**PROMPT**: From the entries below, copy every line where the string "document" appears.

**PROVIDED ENTRIES**:
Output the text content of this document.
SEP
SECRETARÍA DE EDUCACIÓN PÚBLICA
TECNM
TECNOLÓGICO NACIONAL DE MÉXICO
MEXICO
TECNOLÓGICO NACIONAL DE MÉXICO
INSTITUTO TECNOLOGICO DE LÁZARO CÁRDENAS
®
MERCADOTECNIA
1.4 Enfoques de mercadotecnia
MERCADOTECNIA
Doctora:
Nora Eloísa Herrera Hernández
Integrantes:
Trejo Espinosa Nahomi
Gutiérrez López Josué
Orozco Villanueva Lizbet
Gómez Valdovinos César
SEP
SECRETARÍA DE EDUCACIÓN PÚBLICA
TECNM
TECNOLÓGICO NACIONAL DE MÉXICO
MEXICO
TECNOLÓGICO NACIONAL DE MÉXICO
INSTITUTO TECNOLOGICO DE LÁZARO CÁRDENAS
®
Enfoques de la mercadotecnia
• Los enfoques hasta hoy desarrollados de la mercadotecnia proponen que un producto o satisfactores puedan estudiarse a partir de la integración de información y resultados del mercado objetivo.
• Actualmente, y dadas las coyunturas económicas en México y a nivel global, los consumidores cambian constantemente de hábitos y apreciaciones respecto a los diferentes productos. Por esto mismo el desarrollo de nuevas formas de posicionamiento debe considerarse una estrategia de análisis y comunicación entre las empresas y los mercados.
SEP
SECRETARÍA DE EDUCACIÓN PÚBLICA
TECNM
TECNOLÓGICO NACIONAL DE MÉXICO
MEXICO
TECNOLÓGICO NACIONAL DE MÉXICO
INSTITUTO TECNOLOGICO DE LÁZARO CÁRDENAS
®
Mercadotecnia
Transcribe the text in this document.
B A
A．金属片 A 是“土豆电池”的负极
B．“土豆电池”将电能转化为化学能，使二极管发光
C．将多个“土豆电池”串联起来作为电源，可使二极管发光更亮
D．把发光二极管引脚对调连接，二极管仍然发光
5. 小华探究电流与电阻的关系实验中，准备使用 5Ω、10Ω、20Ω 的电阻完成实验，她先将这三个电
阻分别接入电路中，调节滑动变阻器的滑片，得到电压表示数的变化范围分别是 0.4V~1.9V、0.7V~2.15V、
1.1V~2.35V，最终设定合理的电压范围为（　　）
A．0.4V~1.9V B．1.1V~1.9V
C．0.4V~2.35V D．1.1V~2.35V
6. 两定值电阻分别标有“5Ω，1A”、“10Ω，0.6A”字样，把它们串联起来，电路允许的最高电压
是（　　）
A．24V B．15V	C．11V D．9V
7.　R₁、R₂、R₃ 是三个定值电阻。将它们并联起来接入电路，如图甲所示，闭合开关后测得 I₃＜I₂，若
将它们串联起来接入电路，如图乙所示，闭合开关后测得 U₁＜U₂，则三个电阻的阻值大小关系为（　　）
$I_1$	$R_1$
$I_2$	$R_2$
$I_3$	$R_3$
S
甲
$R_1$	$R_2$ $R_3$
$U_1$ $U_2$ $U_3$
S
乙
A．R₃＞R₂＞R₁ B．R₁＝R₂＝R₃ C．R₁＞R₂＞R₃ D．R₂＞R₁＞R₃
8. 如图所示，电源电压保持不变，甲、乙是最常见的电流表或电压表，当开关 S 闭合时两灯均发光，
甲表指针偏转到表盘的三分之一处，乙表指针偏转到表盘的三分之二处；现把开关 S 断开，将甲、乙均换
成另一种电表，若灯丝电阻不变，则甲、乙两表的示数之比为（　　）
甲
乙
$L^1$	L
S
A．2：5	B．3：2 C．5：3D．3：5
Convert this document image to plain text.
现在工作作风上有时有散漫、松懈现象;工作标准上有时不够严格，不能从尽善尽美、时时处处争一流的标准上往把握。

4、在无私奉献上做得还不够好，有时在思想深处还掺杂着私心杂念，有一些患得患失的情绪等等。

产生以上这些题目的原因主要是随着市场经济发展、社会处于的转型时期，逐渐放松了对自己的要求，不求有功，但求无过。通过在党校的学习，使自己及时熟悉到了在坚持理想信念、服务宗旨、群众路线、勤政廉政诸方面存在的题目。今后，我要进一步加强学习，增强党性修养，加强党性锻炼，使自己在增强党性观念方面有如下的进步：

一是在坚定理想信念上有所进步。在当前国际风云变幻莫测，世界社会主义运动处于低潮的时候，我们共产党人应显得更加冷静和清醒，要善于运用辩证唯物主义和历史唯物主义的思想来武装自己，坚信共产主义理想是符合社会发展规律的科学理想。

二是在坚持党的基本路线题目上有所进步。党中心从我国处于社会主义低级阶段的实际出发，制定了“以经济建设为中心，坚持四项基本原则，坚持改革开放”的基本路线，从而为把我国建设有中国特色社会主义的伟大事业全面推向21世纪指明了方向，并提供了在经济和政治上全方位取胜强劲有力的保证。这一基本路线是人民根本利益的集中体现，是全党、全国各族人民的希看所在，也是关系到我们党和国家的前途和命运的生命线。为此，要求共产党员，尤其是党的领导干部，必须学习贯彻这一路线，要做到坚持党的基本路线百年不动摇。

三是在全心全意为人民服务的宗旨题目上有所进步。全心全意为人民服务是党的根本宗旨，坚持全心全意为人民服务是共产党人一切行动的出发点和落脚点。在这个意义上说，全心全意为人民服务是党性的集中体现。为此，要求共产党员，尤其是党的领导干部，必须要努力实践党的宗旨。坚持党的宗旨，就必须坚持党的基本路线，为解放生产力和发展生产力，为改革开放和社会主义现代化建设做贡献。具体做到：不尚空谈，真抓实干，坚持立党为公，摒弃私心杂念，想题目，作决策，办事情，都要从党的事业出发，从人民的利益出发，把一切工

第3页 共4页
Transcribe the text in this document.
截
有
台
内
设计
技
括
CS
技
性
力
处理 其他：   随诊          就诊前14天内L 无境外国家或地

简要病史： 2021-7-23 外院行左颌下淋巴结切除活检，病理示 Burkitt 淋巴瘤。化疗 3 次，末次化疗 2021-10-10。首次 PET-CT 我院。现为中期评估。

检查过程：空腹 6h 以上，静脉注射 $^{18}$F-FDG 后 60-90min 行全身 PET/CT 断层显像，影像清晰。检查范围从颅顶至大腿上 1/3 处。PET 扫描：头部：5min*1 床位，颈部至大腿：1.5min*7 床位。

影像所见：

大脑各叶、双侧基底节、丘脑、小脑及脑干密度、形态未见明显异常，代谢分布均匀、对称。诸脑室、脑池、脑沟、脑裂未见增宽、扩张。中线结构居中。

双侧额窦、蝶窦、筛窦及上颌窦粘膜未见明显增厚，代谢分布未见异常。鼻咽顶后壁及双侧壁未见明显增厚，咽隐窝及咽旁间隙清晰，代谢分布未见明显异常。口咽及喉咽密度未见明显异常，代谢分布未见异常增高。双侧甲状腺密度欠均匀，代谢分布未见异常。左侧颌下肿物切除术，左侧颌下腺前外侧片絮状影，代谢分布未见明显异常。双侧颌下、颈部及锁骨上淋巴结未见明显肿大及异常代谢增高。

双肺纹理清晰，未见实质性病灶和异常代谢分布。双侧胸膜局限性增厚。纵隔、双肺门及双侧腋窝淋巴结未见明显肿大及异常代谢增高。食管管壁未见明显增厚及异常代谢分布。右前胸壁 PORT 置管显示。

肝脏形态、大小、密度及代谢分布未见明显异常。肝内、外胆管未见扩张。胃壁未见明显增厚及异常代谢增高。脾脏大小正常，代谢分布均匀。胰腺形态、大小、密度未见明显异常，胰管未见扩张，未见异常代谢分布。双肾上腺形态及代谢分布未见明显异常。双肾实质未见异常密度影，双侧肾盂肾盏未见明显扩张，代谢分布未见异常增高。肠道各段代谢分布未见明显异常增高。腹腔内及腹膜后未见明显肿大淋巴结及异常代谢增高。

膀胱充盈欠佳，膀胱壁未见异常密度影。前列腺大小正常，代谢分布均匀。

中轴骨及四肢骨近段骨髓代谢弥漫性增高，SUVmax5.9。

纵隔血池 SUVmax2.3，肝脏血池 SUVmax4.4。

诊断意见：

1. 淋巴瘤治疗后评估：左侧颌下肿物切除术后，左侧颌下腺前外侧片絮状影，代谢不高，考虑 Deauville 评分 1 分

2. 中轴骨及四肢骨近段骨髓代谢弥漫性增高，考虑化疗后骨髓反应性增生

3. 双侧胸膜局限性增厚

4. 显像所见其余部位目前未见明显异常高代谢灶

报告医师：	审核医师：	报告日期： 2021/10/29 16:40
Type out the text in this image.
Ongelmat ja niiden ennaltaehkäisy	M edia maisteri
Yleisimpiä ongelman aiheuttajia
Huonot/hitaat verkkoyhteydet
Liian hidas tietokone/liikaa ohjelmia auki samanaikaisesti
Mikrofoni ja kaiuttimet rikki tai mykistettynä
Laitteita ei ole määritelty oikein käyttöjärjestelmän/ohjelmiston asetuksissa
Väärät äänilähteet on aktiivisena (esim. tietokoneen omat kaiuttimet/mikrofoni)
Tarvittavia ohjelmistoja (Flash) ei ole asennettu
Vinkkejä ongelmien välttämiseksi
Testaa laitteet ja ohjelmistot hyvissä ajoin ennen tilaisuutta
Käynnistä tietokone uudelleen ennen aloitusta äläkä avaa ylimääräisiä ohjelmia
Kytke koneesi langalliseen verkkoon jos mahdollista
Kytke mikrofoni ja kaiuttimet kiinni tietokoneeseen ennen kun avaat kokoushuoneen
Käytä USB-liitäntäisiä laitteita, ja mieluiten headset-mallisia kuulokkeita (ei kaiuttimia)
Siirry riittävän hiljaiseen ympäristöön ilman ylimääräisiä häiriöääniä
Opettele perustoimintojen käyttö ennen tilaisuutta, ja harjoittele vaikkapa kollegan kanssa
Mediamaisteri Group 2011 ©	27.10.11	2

**EXERCISE RESULT**:
Output the text content of this document.
Transcribe the text in this document.
Convert this document image to plain text.
Transcribe the text in this document.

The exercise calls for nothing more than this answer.